# TO DO
From the listing that follows, extract every line and set it down unaltered.

Entries with figure data:

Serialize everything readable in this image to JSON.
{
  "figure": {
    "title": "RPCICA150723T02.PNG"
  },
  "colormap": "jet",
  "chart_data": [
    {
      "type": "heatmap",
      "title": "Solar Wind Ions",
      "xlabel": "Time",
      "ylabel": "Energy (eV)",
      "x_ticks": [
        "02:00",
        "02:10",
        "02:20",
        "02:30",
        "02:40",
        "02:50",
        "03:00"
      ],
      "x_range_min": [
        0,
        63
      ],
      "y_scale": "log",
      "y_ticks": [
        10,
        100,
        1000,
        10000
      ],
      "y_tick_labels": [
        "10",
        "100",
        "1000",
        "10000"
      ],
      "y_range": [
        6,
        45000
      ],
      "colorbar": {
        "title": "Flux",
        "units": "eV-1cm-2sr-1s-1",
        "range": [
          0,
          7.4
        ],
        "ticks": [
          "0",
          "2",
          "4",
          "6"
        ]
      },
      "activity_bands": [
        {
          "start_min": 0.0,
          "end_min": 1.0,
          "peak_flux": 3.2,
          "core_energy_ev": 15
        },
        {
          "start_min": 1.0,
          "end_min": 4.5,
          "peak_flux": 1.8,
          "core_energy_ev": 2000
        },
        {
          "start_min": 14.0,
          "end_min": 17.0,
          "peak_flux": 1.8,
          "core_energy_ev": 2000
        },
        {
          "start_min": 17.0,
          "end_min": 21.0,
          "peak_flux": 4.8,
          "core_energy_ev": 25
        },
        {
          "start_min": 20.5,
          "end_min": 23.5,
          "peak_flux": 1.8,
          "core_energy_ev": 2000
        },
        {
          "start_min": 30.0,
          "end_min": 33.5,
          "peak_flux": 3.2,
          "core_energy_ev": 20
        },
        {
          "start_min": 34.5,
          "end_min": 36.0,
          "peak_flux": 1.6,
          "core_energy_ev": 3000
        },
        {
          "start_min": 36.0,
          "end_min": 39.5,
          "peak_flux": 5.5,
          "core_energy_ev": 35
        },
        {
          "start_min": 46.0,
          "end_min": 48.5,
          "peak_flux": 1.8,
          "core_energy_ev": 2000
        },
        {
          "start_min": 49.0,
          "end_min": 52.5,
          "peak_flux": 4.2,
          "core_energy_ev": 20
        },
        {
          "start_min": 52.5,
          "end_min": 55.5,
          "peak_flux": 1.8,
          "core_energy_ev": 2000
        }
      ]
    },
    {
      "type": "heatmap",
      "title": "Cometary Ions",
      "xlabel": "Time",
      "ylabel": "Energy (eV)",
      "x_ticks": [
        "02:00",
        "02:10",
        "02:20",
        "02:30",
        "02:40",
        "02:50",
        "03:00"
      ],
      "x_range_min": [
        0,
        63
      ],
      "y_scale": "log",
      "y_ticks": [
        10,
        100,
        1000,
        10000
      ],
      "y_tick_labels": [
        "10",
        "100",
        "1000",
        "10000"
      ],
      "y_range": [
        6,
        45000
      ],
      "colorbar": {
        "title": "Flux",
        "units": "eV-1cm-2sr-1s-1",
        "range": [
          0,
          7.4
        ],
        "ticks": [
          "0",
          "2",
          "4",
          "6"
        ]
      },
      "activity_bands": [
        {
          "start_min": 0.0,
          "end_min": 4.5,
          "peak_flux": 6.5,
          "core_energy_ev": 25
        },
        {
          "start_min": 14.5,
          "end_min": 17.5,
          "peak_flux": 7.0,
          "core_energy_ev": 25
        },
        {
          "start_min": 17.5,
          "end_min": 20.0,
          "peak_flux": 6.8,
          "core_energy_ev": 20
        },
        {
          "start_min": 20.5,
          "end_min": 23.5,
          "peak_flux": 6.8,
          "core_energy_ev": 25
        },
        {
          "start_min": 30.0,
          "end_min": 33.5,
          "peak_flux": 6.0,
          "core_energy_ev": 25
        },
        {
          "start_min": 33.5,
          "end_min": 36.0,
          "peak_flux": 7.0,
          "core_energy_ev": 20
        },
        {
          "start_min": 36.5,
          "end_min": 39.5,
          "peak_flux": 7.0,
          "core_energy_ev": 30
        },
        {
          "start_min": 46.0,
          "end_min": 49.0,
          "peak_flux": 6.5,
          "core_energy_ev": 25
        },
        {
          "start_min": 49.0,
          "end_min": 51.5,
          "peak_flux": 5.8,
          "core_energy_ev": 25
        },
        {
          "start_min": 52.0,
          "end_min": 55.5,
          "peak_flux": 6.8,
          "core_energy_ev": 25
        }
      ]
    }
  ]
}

# THE RESPONSE
Serialize everything readable in this image to JSON.
{
  "figure": {
    "title": "RPCICA150723T02.PNG"
  },
  "colormap": "jet",
  "chart_data": [
    {
      "type": "heatmap",
      "title": "Solar Wind Ions",
      "xlabel": "Time",
      "ylabel": "Energy (eV)",
      "x_ticks": [
        "02:00",
        "02:10",
        "02:20",
        "02:30",
        "02:40",
        "02:50",
        "03:00"
      ],
      "x_range_min": [
        0,
        63
      ],
      "y_scale": "log",
      "y_ticks": [
        10,
        100,
        1000,
        10000
      ],
      "y_tick_labels": [
        "10",
        "100",
        "1000",
        "10000"
      ],
      "y_range": [
        6,
        45000
      ],
      "colorbar": {
        "title": "Flux",
        "units": "eV-1cm-2sr-1s-1",
        "range": [
          0,
          7.4
        ],
        "ticks": [
          "0",
          "2",
          "4",
          "6"
        ]
      },
      "activity_bands": [
        {
          "start_min": 0.0,
          "end_min": 1.0,
          "peak_flux": 3.2,
          "core_energy_ev": 15
        },
        {
          "start_min": 1.0,
          "end_min": 4.5,
          "peak_flux": 1.8,
          "core_energy_ev": 2000
        },
        {
          "start_min": 14.0,
          "end_min": 17.0,
          "peak_flux": 1.8,
          "core_energy_ev": 2000
        },
        {
          "start_min": 17.0,
          "end_min": 21.0,
          "peak_flux": 4.8,
          "core_energy_ev": 25
        },
        {
          "start_min": 20.5,
          "end_min": 23.5,
          "peak_flux": 1.8,
          "core_energy_ev": 2000
        },
        {
          "start_min": 30.0,
          "end_min": 33.5,
          "peak_flux": 3.2,
          "core_energy_ev": 20
        },
        {
          "start_min": 34.5,
          "end_min": 36.0,
          "peak_flux": 1.6,
          "core_energy_ev": 3000
        },
        {
          "start_min": 36.0,
          "end_min": 39.5,
          "peak_flux": 5.5,
          "core_energy_ev": 35
        },
        {
          "start_min": 46.0,
          "end_min": 48.5,
          "peak_flux": 1.8,
          "core_energy_ev": 2000
        },
        {
          "start_min": 49.0,
          "end_min": 52.5,
          "peak_flux": 4.2,
          "core_energy_ev": 20
        },
        {
          "start_min": 52.5,
          "end_min": 55.5,
          "peak_flux": 1.8,
          "core_energy_ev": 2000
        }
      ]
    },
    {
      "type": "heatmap",
      "title": "Cometary Ions",
      "xlabel": "Time",
      "ylabel": "Energy (eV)",
      "x_ticks": [
        "02:00",
        "02:10",
        "02:20",
        "02:30",
        "02:40",
        "02:50",
        "03:00"
      ],
      "x_range_min": [
        0,
        63
      ],
      "y_scale": "log",
      "y_ticks": [
        10,
        100,
        1000,
        10000
      ],
      "y_tick_labels": [
        "10",
        "100",
        "1000",
        "10000"
      ],
      "y_range": [
        6,
        45000
      ],
      "colorbar": {
        "title": "Flux",
        "units": "eV-1cm-2sr-1s-1",
        "range": [
          0,
          7.4
        ],
        "ticks": [
          "0",
          "2",
          "4",
          "6"
        ]
      },
      "activity_bands": [
        {
          "start_min": 0.0,
          "end_min": 4.5,
          "peak_flux": 6.5,
          "core_energy_ev": 25
        },
        {
          "start_min": 14.5,
          "end_min": 17.5,
          "peak_flux": 7.0,
          "core_energy_ev": 25
        },
        {
          "start_min": 17.5,
          "end_min": 20.0,
          "peak_flux": 6.8,
          "core_energy_ev": 20
        },
        {
          "start_min": 20.5,
          "end_min": 23.5,
          "peak_flux": 6.8,
          "core_energy_ev": 25
        },
        {
          "start_min": 30.0,
          "end_min": 33.5,
          "peak_flux": 6.0,
          "core_energy_ev": 25
        },
        {
          "start_min": 33.5,
          "end_min": 36.0,
          "peak_flux": 7.0,
          "core_energy_ev": 20
        },
        {
          "start_min": 36.5,
          "end_min": 39.5,
          "peak_flux": 7.0,
          "core_energy_ev": 30
        },
        {
          "start_min": 46.0,
          "end_min": 49.0,
          "peak_flux": 6.5,
          "core_energy_ev": 25
        },
        {
          "start_min": 49.0,
          "end_min": 51.5,
          "peak_flux": 5.8,
          "core_energy_ev": 25
        },
        {
          "start_min": 52.0,
          "end_min": 55.5,
          "peak_flux": 6.8,
          "core_energy_ev": 25
        }
      ]
    }
  ]
}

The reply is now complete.